▶ Exercise brief:
Every record should be copied exactly, except that pictures are to be omitted.

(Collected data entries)
•••
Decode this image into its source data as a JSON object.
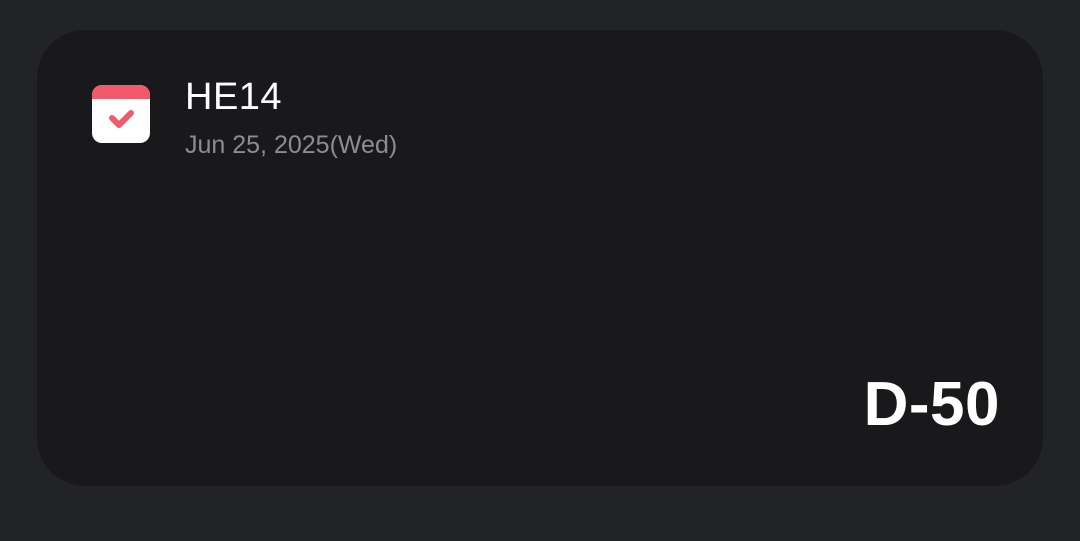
{
  "widget": {
    "icon": "calendar-check-icon",
    "title": "HE14",
    "date": "Jun 25, 2025(Wed)",
    "dday": "D-50"
  },
  "colors": {
    "background": "#212327",
    "card": "#19191c",
    "icon_accent": "#f05a6a",
    "title_text": "#ffffff",
    "date_text": "#8a8d93"
  }
}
•••
▶ Reply:
Decode this image into its source data as a JSON object.
{
  "widget": {
    "icon": "calendar-check-icon",
    "title": "HE14",
    "date": "Jun 25, 2025(Wed)",
    "dday": "D-50"
  },
  "colors": {
    "background": "#212327",
    "card": "#19191c",
    "icon_accent": "#f05a6a",
    "title_text": "#ffffff",
    "date_text": "#8a8d93"
  }
}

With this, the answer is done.